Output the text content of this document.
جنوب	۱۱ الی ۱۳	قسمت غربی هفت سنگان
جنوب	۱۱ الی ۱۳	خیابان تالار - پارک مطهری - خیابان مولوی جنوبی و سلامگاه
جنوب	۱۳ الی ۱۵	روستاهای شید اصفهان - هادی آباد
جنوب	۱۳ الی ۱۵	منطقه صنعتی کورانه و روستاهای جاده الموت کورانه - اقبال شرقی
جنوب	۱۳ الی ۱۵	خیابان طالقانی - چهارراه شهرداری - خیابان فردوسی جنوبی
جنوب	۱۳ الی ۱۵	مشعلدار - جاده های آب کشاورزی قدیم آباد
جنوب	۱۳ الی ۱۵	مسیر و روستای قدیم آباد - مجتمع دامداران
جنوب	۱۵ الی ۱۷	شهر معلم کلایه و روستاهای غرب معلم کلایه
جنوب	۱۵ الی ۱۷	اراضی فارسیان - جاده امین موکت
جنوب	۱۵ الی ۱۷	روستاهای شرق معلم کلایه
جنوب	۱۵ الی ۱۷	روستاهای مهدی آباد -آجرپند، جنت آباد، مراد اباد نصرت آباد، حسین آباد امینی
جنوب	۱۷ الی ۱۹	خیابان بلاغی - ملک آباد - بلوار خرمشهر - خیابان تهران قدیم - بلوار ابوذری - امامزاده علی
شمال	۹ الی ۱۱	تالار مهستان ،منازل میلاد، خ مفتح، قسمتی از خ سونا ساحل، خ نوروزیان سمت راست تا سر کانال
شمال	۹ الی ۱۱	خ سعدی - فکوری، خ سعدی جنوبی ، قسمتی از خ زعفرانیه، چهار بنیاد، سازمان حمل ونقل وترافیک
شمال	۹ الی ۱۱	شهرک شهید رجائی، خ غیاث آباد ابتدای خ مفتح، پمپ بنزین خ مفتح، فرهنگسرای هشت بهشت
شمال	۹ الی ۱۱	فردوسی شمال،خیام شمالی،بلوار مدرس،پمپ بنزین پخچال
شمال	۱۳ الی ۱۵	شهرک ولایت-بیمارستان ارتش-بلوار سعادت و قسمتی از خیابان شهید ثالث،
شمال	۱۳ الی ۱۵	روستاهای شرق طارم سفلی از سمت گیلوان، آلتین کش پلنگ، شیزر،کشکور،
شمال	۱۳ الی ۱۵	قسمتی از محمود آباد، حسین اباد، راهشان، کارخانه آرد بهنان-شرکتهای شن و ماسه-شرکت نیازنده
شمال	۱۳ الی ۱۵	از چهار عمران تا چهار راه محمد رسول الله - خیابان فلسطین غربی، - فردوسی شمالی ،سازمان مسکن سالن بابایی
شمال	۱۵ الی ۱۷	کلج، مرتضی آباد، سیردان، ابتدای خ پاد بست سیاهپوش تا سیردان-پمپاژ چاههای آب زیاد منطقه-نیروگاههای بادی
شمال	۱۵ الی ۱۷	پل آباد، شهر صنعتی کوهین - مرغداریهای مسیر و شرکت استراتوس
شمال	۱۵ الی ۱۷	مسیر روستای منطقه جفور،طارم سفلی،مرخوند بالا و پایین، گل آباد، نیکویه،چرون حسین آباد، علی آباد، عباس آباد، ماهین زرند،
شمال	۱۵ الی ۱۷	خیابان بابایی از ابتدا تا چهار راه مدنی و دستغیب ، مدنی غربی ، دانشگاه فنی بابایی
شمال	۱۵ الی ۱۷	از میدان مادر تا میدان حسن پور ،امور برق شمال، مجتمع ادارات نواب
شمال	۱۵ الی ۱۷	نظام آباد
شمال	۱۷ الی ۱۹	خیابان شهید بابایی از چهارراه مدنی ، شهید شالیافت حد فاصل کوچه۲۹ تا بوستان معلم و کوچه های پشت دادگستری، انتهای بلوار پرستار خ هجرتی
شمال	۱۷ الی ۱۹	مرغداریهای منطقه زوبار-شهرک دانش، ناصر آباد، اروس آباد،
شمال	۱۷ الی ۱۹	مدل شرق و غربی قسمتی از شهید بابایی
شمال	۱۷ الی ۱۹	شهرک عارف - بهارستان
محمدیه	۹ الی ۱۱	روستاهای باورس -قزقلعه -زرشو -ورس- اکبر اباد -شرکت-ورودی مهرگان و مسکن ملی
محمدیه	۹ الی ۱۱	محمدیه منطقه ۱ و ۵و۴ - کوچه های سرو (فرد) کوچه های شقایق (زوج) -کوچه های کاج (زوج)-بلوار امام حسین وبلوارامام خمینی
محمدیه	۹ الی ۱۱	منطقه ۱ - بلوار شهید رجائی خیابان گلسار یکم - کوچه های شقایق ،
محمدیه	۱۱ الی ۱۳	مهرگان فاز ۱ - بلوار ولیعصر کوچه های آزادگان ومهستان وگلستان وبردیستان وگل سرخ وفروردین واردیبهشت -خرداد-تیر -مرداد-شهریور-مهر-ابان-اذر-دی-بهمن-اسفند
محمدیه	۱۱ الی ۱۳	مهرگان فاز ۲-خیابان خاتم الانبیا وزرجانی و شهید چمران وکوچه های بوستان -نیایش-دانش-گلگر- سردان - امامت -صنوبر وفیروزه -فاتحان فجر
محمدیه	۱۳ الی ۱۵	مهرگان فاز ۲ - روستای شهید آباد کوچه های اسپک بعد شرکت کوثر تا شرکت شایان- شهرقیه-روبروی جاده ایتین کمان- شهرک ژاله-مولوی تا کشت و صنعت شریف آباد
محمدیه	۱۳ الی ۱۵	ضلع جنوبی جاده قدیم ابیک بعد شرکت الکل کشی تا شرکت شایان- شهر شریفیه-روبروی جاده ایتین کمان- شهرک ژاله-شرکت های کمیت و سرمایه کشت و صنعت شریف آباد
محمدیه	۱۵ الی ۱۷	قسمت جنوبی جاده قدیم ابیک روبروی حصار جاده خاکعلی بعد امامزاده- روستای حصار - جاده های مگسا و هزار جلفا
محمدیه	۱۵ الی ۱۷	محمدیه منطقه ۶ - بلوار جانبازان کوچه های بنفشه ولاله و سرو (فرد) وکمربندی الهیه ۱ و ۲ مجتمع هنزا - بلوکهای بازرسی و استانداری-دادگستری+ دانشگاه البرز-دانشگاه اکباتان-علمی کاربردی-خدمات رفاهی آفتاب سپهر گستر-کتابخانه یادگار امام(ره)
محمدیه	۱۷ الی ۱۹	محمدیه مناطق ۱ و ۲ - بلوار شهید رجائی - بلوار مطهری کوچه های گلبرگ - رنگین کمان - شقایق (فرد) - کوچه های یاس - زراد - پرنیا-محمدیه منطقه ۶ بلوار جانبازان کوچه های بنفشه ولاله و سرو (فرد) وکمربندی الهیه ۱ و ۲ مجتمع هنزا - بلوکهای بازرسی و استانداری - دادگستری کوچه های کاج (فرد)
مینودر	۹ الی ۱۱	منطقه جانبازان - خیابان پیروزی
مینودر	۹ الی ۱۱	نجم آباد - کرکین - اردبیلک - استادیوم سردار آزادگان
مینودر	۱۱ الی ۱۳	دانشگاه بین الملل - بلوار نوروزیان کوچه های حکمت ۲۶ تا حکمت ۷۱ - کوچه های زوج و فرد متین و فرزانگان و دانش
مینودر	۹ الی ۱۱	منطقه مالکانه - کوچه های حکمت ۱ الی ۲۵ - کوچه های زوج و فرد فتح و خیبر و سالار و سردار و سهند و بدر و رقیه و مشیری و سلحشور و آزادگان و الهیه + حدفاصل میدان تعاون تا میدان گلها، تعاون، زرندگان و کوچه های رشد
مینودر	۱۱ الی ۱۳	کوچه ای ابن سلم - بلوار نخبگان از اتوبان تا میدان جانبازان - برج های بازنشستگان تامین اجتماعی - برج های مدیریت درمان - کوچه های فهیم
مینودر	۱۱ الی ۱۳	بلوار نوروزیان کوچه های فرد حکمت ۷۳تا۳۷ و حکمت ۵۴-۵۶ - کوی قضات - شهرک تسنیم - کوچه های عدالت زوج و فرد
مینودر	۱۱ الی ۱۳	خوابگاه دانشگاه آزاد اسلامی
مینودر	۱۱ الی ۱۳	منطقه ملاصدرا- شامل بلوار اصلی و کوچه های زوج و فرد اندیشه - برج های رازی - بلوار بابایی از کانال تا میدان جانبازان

* [TO DO] Pick each line holding the word "مفتح" out of the data and copy it.

* [CORRECT OUTPUT]
شمال	۹ الی ۱۱	تالار مهستان ،منازل میلاد، خ مفتح، قسمتی از خ سونا ساحل، خ نوروزیان سمت راست تا سر کانال
شمال	۹ الی ۱۱	شهرک شهید رجائی، خ غیاث آباد ابتدای خ مفتح، پمپ بنزین خ مفتح، فرهنگسرای هشت بهشت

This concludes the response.